TO DO >> Retype the material that follows, keeping every word as it is.

**** SUPPLIED MATERIAL

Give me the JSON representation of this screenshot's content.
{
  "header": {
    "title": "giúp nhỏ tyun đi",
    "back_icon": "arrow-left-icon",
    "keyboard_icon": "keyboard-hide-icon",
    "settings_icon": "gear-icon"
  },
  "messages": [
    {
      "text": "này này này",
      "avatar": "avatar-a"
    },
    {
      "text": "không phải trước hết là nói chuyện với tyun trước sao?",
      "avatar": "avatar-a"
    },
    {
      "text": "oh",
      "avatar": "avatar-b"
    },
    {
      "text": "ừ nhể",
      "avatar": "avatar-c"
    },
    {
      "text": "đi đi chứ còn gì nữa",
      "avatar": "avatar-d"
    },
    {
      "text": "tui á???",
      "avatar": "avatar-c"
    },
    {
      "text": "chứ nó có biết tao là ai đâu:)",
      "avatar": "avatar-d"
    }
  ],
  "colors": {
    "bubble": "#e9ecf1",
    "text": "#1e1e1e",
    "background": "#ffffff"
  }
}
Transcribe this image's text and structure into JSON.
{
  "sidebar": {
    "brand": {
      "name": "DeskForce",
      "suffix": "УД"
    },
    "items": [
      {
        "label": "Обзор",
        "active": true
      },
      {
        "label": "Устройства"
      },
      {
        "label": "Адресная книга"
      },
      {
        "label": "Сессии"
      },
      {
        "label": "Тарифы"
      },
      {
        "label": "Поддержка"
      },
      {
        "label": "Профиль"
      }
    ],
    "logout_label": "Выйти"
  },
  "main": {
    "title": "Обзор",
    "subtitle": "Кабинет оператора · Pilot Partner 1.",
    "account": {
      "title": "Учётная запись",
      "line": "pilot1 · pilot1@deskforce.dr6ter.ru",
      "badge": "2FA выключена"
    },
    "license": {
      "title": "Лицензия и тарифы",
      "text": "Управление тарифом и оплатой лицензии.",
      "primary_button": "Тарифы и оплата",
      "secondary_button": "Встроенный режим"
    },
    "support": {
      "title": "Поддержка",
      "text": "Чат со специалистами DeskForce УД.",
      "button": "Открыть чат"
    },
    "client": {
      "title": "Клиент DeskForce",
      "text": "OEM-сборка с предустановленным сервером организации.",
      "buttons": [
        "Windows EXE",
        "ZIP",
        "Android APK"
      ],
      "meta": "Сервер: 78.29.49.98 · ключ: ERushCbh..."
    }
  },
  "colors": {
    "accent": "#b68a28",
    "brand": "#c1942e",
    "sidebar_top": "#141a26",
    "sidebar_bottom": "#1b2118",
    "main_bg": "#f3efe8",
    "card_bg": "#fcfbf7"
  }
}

********

COMPLETE RESPONSE >>
Give me the JSON representation of this screenshot's content.
{
  "header": {
    "title": "giúp nhỏ tyun đi",
    "back_icon": "arrow-left-icon",
    "keyboard_icon": "keyboard-hide-icon",
    "settings_icon": "gear-icon"
  },
  "messages": [
    {
      "text": "này này này",
      "avatar": "avatar-a"
    },
    {
      "text": "không phải trước hết là nói chuyện với tyun trước sao?",
      "avatar": "avatar-a"
    },
    {
      "text": "oh",
      "avatar": "avatar-b"
    },
    {
      "text": "ừ nhể",
      "avatar": "avatar-c"
    },
    {
      "text": "đi đi chứ còn gì nữa",
      "avatar": "avatar-d"
    },
    {
      "text": "tui á???",
      "avatar": "avatar-c"
    },
    {
      "text": "chứ nó có biết tao là ai đâu:)",
      "avatar": "avatar-d"
    }
  ],
  "colors": {
    "bubble": "#e9ecf1",
    "text": "#1e1e1e",
    "background": "#ffffff"
  }
}
Transcribe this image's text and structure into JSON.
{
  "sidebar": {
    "brand": {
      "name": "DeskForce",
      "suffix": "УД"
    },
    "items": [
      {
        "label": "Обзор",
        "active": true
      },
      {
        "label": "Устройства"
      },
      {
        "label": "Адресная книга"
      },
      {
        "label": "Сессии"
      },
      {
        "label": "Тарифы"
      },
      {
        "label": "Поддержка"
      },
      {
        "label": "Профиль"
      }
    ],
    "logout_label": "Выйти"
  },
  "main": {
    "title": "Обзор",
    "subtitle": "Кабинет оператора · Pilot Partner 1.",
    "account": {
      "title": "Учётная запись",
      "line": "pilot1 · pilot1@deskforce.dr6ter.ru",
      "badge": "2FA выключена"
    },
    "license": {
      "title": "Лицензия и тарифы",
      "text": "Управление тарифом и оплатой лицензии.",
      "primary_button": "Тарифы и оплата",
      "secondary_button": "Встроенный режим"
    },
    "support": {
      "title": "Поддержка",
      "text": "Чат со специалистами DeskForce УД.",
      "button": "Открыть чат"
    },
    "client": {
      "title": "Клиент DeskForce",
      "text": "OEM-сборка с предустановленным сервером организации.",
      "buttons": [
        "Windows EXE",
        "ZIP",
        "Android APK"
      ],
      "meta": "Сервер: 78.29.49.98 · ключ: ERushCbh..."
    }
  },
  "colors": {
    "accent": "#b68a28",
    "brand": "#c1942e",
    "sidebar_top": "#141a26",
    "sidebar_bottom": "#1b2118",
    "main_bg": "#f3efe8",
    "card_bg": "#fcfbf7"
  }
}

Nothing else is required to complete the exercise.